Copy out all lines where "this" appears.

(Collected data)
________________________________________
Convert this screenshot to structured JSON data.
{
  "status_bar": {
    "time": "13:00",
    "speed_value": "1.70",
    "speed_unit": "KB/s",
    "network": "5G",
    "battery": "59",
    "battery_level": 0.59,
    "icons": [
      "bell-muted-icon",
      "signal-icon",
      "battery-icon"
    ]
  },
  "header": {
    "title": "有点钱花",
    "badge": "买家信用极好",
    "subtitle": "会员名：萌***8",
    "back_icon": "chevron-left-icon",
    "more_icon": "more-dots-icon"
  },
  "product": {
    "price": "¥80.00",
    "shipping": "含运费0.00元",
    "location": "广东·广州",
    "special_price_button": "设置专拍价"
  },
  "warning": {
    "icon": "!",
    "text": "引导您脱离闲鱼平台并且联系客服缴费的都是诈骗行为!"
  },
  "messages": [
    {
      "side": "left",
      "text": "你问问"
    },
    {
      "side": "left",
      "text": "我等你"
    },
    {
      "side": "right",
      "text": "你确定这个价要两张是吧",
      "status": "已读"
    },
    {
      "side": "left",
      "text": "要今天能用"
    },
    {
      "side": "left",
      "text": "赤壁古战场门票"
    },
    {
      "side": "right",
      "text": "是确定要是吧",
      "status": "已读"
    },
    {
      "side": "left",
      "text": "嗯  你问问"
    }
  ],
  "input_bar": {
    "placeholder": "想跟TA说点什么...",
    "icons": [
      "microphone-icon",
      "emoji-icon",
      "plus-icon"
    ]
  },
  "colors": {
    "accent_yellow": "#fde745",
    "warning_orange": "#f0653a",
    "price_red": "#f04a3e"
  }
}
________________________________________
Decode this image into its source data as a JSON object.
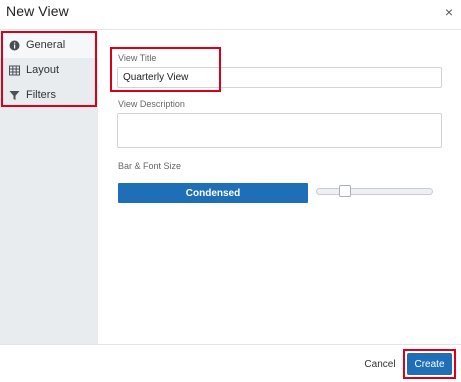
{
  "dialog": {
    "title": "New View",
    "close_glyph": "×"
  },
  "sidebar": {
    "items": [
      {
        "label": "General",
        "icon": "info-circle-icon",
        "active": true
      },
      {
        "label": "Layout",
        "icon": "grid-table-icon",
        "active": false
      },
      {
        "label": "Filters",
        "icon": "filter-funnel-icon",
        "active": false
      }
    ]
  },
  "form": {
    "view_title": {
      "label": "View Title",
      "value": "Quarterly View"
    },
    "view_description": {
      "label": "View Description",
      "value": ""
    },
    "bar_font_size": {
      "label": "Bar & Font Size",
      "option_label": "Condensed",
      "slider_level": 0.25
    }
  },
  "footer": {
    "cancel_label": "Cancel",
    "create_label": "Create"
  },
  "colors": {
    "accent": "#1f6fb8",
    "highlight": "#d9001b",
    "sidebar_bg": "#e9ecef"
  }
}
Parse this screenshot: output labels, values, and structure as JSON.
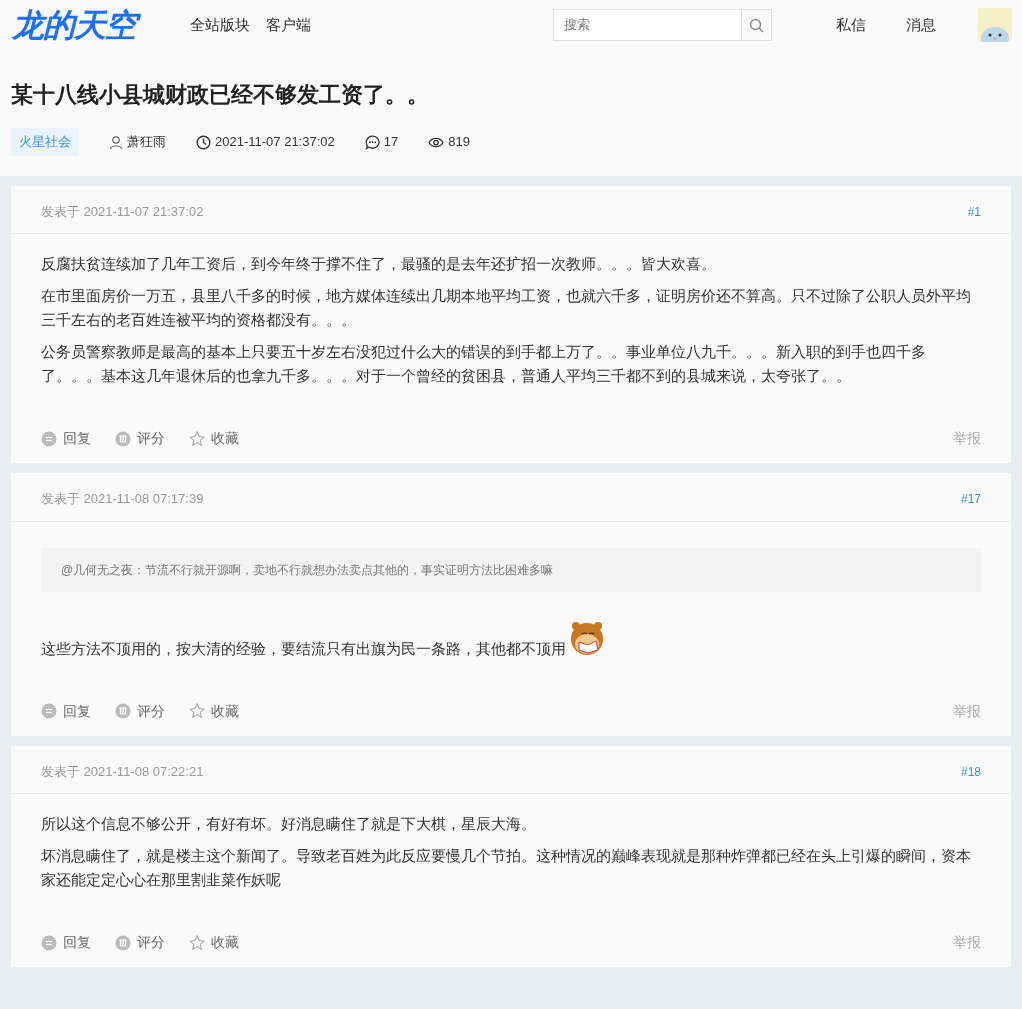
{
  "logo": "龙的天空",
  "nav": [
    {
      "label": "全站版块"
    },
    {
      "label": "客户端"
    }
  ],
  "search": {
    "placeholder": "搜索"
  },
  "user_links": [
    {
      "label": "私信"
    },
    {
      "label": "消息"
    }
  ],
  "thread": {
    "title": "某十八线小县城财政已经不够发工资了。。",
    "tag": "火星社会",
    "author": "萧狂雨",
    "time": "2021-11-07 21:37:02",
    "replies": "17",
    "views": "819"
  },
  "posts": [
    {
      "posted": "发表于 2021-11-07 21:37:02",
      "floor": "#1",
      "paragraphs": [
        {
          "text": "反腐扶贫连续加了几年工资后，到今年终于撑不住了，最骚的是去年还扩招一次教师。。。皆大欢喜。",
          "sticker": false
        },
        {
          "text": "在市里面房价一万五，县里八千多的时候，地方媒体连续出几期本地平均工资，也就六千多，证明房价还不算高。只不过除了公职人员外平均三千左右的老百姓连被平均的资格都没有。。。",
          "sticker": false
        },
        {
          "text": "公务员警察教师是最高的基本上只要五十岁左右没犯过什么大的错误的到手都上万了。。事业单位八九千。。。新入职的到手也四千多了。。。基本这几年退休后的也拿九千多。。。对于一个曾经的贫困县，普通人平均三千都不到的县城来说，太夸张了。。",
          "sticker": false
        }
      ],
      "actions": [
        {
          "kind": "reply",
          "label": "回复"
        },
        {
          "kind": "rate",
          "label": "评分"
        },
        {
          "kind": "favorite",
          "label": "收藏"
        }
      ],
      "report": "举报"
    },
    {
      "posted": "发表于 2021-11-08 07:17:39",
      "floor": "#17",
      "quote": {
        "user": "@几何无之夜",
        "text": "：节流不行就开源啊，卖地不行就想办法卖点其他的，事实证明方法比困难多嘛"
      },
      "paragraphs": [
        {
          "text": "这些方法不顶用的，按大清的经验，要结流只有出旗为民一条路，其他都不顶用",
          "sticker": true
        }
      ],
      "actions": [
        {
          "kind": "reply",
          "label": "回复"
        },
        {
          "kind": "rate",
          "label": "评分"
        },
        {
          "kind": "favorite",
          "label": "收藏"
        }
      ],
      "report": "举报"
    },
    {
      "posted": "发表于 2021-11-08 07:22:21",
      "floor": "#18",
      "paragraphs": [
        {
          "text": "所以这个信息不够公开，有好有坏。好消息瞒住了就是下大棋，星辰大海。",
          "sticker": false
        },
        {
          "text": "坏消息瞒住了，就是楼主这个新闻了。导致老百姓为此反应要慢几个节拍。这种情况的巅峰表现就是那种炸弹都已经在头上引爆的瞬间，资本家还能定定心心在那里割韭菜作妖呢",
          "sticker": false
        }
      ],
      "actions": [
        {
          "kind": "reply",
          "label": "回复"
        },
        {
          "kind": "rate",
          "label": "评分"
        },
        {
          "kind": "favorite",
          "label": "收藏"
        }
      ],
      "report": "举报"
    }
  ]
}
________________________________________
Finished answer »
Convert this screenshot to structured JSON data.
Decode this image into its source data as a JSON object.
Parse this screenshot: output labels, values, and structure as JSON.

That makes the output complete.